» Goal of the exercise: Copy out each line in the material below that has the word "title".

-------- Task inputs --------

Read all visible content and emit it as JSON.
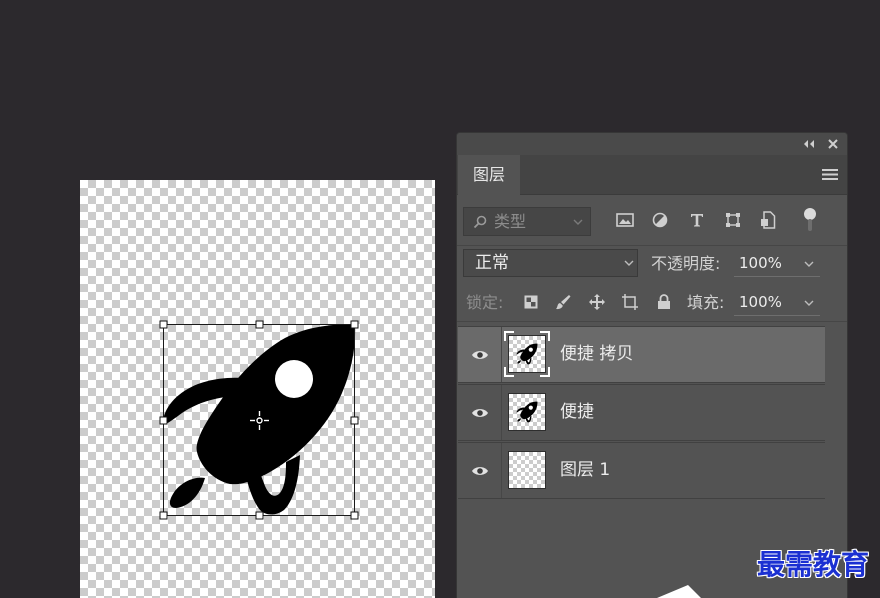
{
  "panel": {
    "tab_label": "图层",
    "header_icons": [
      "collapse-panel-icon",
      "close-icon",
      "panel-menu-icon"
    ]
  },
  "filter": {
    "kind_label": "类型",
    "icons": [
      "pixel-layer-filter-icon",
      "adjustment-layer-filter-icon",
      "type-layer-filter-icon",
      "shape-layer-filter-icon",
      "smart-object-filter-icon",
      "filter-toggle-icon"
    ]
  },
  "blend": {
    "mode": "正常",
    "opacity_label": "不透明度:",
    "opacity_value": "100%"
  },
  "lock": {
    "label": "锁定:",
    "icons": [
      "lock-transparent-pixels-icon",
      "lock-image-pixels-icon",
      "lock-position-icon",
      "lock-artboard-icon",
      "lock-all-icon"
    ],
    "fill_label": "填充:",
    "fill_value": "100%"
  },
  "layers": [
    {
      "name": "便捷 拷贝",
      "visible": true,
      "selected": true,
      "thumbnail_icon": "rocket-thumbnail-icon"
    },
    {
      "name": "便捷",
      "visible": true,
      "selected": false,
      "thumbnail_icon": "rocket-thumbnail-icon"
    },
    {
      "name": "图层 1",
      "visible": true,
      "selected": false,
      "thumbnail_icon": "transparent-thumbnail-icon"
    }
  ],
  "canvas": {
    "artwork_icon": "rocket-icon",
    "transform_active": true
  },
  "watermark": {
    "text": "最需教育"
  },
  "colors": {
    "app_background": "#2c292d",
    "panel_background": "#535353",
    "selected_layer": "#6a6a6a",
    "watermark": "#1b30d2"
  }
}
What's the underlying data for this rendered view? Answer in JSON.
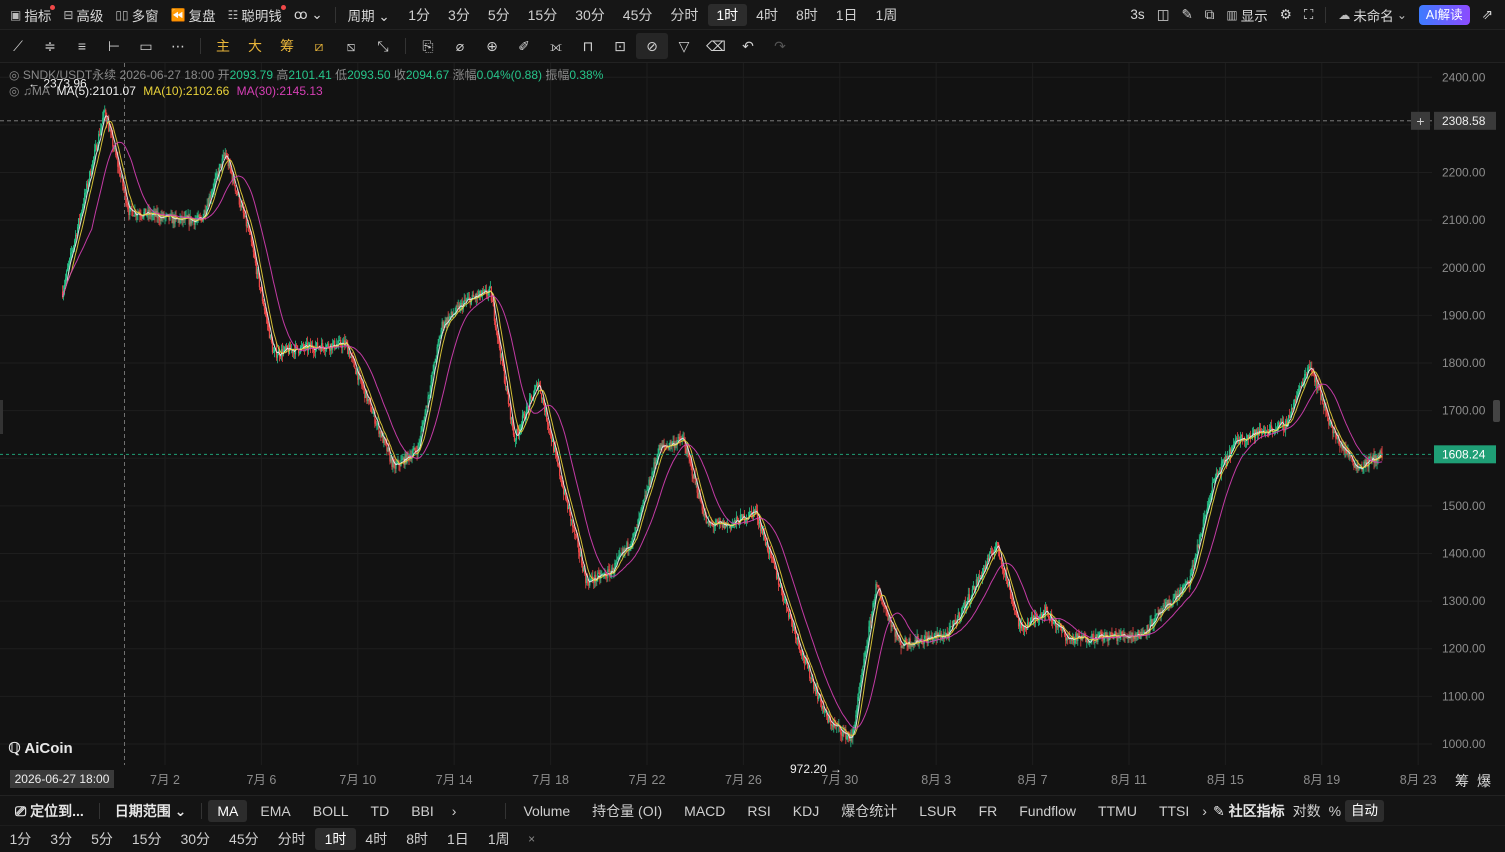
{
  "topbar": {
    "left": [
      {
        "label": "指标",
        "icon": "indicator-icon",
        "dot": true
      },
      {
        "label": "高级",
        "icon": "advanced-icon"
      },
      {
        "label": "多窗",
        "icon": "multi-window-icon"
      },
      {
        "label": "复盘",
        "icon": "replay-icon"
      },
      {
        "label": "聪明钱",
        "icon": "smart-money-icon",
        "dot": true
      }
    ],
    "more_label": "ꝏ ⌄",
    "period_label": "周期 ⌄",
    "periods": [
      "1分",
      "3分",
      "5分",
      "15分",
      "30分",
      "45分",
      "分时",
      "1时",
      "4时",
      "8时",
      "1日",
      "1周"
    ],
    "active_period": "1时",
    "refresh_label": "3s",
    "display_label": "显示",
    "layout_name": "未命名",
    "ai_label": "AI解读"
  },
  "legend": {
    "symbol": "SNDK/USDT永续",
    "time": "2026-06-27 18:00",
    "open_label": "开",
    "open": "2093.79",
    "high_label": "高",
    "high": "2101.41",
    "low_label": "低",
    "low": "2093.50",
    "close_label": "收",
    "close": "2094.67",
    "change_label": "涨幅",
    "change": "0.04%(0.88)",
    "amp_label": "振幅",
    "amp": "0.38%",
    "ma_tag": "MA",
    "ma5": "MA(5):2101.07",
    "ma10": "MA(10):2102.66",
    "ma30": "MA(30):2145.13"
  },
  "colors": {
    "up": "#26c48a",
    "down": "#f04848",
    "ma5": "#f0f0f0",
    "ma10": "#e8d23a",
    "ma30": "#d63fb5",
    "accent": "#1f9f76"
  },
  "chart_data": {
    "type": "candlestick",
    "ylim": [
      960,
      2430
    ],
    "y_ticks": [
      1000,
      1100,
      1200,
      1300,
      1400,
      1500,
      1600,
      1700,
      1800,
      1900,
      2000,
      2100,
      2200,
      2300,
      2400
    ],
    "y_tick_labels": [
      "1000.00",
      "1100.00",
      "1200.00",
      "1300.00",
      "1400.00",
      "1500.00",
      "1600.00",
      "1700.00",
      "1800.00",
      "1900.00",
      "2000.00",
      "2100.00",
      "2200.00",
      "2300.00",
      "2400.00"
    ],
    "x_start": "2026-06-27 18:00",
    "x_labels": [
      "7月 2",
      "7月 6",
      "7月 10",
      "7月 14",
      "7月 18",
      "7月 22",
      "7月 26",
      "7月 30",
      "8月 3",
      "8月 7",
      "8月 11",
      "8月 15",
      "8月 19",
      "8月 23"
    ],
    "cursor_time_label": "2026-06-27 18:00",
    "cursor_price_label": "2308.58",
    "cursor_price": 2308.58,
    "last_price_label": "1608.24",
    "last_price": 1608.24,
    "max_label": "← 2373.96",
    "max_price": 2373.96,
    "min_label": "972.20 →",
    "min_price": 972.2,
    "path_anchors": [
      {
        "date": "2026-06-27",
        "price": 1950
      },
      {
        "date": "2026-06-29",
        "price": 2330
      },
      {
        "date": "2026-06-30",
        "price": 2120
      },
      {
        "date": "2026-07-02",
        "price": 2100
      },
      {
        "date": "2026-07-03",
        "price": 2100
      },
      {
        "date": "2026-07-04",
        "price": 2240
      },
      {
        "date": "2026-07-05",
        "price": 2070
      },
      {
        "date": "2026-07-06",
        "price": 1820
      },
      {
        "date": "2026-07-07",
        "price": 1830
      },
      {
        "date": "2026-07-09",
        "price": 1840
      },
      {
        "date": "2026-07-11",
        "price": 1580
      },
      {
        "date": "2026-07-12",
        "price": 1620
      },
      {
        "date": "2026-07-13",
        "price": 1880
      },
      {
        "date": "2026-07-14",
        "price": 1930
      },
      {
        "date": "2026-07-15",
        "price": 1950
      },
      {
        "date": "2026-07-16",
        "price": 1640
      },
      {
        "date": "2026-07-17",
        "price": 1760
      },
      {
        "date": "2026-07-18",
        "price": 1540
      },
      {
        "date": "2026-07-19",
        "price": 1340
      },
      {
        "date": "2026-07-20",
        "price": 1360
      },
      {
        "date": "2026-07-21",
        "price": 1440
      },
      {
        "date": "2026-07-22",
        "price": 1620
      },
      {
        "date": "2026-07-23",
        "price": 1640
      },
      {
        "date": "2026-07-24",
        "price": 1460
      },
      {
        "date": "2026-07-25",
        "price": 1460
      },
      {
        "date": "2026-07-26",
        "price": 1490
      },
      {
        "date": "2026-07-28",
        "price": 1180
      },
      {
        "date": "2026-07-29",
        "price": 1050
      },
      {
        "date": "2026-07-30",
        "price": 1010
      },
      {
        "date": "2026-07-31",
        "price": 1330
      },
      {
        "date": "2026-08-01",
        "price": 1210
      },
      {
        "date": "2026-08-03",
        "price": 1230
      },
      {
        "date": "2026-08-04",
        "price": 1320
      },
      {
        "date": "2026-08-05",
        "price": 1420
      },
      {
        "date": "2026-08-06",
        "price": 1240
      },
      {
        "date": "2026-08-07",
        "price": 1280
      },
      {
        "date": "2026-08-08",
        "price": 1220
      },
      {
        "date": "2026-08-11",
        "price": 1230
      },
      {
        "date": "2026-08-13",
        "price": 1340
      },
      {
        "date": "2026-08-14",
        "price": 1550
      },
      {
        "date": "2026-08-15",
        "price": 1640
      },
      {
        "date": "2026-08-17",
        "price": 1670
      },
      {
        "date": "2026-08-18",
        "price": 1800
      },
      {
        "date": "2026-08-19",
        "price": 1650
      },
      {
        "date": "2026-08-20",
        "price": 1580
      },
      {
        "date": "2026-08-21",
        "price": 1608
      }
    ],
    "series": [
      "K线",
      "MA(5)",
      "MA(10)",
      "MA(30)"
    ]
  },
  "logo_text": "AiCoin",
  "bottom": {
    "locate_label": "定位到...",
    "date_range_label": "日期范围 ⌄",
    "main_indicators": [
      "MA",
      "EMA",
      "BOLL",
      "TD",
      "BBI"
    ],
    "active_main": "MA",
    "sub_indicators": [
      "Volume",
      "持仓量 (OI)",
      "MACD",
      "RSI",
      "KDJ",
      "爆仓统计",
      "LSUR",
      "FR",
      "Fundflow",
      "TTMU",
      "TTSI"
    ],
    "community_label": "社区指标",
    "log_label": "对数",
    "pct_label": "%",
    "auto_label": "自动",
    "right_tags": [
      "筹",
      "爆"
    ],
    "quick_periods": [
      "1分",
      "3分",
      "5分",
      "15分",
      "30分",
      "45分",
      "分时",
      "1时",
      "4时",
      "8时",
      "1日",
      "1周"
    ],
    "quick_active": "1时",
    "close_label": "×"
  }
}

--------
-------- Task inputs --------

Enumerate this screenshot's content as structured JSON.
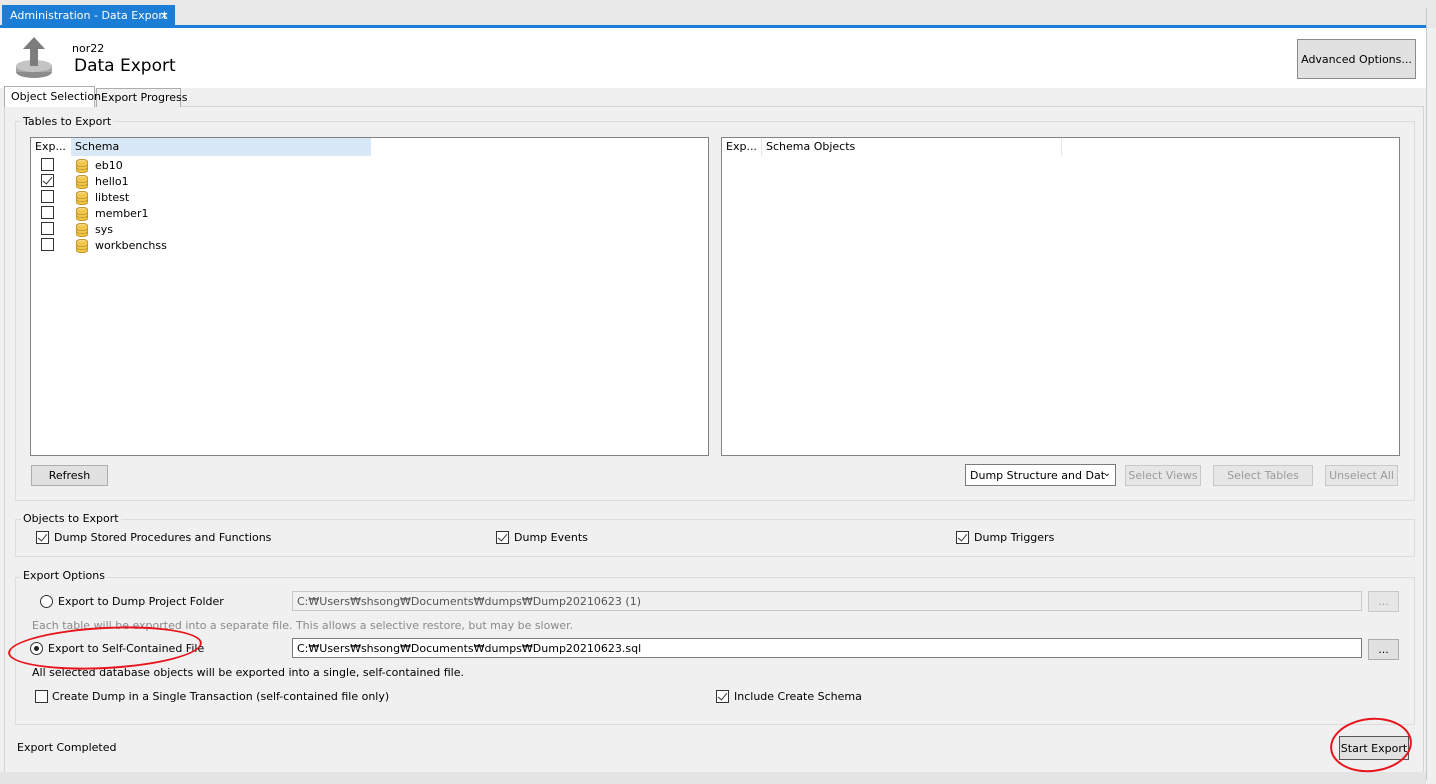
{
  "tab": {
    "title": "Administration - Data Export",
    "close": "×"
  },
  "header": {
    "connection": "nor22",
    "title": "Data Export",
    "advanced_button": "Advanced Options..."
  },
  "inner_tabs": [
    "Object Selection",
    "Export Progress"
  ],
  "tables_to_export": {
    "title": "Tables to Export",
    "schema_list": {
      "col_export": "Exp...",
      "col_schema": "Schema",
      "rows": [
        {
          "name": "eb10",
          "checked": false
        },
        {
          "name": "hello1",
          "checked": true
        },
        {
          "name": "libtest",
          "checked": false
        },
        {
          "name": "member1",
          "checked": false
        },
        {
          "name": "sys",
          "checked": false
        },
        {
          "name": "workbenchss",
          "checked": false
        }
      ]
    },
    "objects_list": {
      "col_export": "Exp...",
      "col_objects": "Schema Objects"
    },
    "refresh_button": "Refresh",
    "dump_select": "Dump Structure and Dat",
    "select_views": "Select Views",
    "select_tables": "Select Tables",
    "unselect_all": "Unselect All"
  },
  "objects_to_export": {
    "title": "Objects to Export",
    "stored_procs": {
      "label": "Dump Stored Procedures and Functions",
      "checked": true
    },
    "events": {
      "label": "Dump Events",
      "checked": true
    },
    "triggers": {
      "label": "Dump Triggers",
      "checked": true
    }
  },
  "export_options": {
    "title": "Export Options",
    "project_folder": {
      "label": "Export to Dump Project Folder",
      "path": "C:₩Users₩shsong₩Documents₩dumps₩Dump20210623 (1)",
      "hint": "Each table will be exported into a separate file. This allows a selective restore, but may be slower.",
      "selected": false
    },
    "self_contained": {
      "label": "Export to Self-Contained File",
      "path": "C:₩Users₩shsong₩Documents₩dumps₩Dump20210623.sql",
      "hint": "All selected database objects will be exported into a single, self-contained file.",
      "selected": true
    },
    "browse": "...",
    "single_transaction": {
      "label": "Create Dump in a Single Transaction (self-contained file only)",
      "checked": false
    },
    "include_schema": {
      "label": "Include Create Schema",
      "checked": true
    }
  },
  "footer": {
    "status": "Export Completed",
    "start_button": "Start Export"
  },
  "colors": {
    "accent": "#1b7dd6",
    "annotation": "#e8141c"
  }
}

--------

» Solution for this exercise:
    "title": "Administration - Data Export",
    "title": "Data Export",
    "title": "Tables to Export",
    "title": "Objects to Export",
    "title": "Export Options",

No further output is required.